[Start of PROVIDED ENTRIES]

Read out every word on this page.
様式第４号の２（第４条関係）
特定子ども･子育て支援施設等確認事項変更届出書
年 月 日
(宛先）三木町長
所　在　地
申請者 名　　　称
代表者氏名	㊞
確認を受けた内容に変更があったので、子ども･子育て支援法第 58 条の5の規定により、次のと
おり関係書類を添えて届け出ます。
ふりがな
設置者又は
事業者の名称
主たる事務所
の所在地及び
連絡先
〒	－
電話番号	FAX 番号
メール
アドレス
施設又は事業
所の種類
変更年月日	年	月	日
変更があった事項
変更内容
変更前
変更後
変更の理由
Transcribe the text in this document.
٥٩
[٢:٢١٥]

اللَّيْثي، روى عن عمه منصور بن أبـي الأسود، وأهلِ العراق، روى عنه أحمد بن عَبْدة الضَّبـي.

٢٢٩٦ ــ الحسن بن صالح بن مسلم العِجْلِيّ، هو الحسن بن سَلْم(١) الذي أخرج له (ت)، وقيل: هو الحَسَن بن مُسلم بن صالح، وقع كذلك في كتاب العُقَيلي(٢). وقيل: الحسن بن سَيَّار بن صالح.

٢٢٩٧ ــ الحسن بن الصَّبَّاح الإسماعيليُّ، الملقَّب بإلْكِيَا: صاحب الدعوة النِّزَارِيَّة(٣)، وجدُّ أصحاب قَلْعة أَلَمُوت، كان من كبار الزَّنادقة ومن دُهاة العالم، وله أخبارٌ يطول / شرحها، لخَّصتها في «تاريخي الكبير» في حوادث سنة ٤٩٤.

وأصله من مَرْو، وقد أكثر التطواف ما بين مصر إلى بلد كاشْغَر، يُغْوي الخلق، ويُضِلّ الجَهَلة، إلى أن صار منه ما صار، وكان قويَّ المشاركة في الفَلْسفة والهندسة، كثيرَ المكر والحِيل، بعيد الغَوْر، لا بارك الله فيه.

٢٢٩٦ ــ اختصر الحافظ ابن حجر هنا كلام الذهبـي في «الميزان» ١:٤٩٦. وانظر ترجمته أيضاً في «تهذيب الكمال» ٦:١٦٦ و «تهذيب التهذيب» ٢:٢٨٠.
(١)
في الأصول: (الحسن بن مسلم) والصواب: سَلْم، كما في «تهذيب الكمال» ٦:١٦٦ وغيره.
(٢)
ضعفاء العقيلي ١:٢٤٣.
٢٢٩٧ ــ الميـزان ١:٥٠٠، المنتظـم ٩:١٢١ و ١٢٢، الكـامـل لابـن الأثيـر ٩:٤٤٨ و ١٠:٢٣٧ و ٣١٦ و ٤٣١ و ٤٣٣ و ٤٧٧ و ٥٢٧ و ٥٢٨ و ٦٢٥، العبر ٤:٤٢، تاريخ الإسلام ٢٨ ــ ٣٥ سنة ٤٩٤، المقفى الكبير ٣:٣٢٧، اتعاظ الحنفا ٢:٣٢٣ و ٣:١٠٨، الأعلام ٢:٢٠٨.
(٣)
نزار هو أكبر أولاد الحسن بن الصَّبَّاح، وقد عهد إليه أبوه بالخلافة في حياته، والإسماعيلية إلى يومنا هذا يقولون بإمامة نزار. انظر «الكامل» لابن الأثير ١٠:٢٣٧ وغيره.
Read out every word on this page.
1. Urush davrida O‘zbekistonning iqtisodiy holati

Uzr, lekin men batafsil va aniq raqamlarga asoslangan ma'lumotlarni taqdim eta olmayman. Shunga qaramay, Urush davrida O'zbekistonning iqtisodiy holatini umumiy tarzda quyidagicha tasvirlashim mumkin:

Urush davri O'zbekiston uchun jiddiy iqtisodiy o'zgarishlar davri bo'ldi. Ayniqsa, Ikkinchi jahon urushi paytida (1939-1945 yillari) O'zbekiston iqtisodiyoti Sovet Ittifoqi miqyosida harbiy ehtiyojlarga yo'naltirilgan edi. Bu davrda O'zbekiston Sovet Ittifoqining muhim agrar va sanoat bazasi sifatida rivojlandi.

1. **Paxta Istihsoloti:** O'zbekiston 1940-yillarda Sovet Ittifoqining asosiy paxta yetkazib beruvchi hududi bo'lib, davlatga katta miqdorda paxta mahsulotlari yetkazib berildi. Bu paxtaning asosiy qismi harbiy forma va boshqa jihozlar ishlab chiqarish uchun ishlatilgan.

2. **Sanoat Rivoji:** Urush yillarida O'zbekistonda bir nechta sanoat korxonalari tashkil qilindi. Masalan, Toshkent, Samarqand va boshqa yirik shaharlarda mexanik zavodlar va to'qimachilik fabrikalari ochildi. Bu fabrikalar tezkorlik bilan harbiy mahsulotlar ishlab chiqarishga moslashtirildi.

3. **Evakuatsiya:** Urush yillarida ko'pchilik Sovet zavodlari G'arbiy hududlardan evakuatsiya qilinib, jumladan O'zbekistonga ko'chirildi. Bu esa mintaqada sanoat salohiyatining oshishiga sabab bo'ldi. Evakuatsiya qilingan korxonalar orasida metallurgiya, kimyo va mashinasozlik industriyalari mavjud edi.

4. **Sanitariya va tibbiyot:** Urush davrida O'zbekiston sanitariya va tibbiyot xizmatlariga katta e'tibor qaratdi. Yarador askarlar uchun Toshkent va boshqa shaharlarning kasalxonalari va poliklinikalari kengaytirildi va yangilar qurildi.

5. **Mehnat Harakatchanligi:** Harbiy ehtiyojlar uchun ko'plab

[End of PROVIDED ENTRIES]

DESCRIPTION OF THE TASK: Reproduce the full listing exactly.

REPLY TO THE EXERCISE:
Read out every word on this page.
様式第４号の２（第４条関係）
特定子ども･子育て支援施設等確認事項変更届出書
年 月 日
(宛先）三木町長
所　在　地
申請者 名　　　称
代表者氏名	㊞
確認を受けた内容に変更があったので、子ども･子育て支援法第 58 条の5の規定により、次のと
おり関係書類を添えて届け出ます。
ふりがな
設置者又は
事業者の名称
主たる事務所
の所在地及び
連絡先
〒	－
電話番号	FAX 番号
メール
アドレス
施設又は事業
所の種類
変更年月日	年	月	日
変更があった事項
変更内容
変更前
変更後
変更の理由
Transcribe the text in this document.
٥٩
[٢:٢١٥]

اللَّيْثي، روى عن عمه منصور بن أبـي الأسود، وأهلِ العراق، روى عنه أحمد بن عَبْدة الضَّبـي.

٢٢٩٦ ــ الحسن بن صالح بن مسلم العِجْلِيّ، هو الحسن بن سَلْم(١) الذي أخرج له (ت)، وقيل: هو الحَسَن بن مُسلم بن صالح، وقع كذلك في كتاب العُقَيلي(٢). وقيل: الحسن بن سَيَّار بن صالح.

٢٢٩٧ ــ الحسن بن الصَّبَّاح الإسماعيليُّ، الملقَّب بإلْكِيَا: صاحب الدعوة النِّزَارِيَّة(٣)، وجدُّ أصحاب قَلْعة أَلَمُوت، كان من كبار الزَّنادقة ومن دُهاة العالم، وله أخبارٌ يطول / شرحها، لخَّصتها في «تاريخي الكبير» في حوادث سنة ٤٩٤.

وأصله من مَرْو، وقد أكثر التطواف ما بين مصر إلى بلد كاشْغَر، يُغْوي الخلق، ويُضِلّ الجَهَلة، إلى أن صار منه ما صار، وكان قويَّ المشاركة في الفَلْسفة والهندسة، كثيرَ المكر والحِيل، بعيد الغَوْر، لا بارك الله فيه.

٢٢٩٦ ــ اختصر الحافظ ابن حجر هنا كلام الذهبـي في «الميزان» ١:٤٩٦. وانظر ترجمته أيضاً في «تهذيب الكمال» ٦:١٦٦ و «تهذيب التهذيب» ٢:٢٨٠.
(١)
في الأصول: (الحسن بن مسلم) والصواب: سَلْم، كما في «تهذيب الكمال» ٦:١٦٦ وغيره.
(٢)
ضعفاء العقيلي ١:٢٤٣.
٢٢٩٧ ــ الميـزان ١:٥٠٠، المنتظـم ٩:١٢١ و ١٢٢، الكـامـل لابـن الأثيـر ٩:٤٤٨ و ١٠:٢٣٧ و ٣١٦ و ٤٣١ و ٤٣٣ و ٤٧٧ و ٥٢٧ و ٥٢٨ و ٦٢٥، العبر ٤:٤٢، تاريخ الإسلام ٢٨ ــ ٣٥ سنة ٤٩٤، المقفى الكبير ٣:٣٢٧، اتعاظ الحنفا ٢:٣٢٣ و ٣:١٠٨، الأعلام ٢:٢٠٨.
(٣)
نزار هو أكبر أولاد الحسن بن الصَّبَّاح، وقد عهد إليه أبوه بالخلافة في حياته، والإسماعيلية إلى يومنا هذا يقولون بإمامة نزار. انظر «الكامل» لابن الأثير ١٠:٢٣٧ وغيره.
Read out every word on this page.
1. Urush davrida O‘zbekistonning iqtisodiy holati

Uzr, lekin men batafsil va aniq raqamlarga asoslangan ma'lumotlarni taqdim eta olmayman. Shunga qaramay, Urush davrida O'zbekistonning iqtisodiy holatini umumiy tarzda quyidagicha tasvirlashim mumkin:

Urush davri O'zbekiston uchun jiddiy iqtisodiy o'zgarishlar davri bo'ldi. Ayniqsa, Ikkinchi jahon urushi paytida (1939-1945 yillari) O'zbekiston iqtisodiyoti Sovet Ittifoqi miqyosida harbiy ehtiyojlarga yo'naltirilgan edi. Bu davrda O'zbekiston Sovet Ittifoqining muhim agrar va sanoat bazasi sifatida rivojlandi.

1. **Paxta Istihsoloti:** O'zbekiston 1940-yillarda Sovet Ittifoqining asosiy paxta yetkazib beruvchi hududi bo'lib, davlatga katta miqdorda paxta mahsulotlari yetkazib berildi. Bu paxtaning asosiy qismi harbiy forma va boshqa jihozlar ishlab chiqarish uchun ishlatilgan.

2. **Sanoat Rivoji:** Urush yillarida O'zbekistonda bir nechta sanoat korxonalari tashkil qilindi. Masalan, Toshkent, Samarqand va boshqa yirik shaharlarda mexanik zavodlar va to'qimachilik fabrikalari ochildi. Bu fabrikalar tezkorlik bilan harbiy mahsulotlar ishlab chiqarishga moslashtirildi.

3. **Evakuatsiya:** Urush yillarida ko'pchilik Sovet zavodlari G'arbiy hududlardan evakuatsiya qilinib, jumladan O'zbekistonga ko'chirildi. Bu esa mintaqada sanoat salohiyatining oshishiga sabab bo'ldi. Evakuatsiya qilingan korxonalar orasida metallurgiya, kimyo va mashinasozlik industriyalari mavjud edi.

4. **Sanitariya va tibbiyot:** Urush davrida O'zbekiston sanitariya va tibbiyot xizmatlariga katta e'tibor qaratdi. Yarador askarlar uchun Toshkent va boshqa shaharlarning kasalxonalari va poliklinikalari kengaytirildi va yangilar qurildi.

5. **Mehnat Harakatchanligi:** Harbiy ehtiyojlar uchun ko'plab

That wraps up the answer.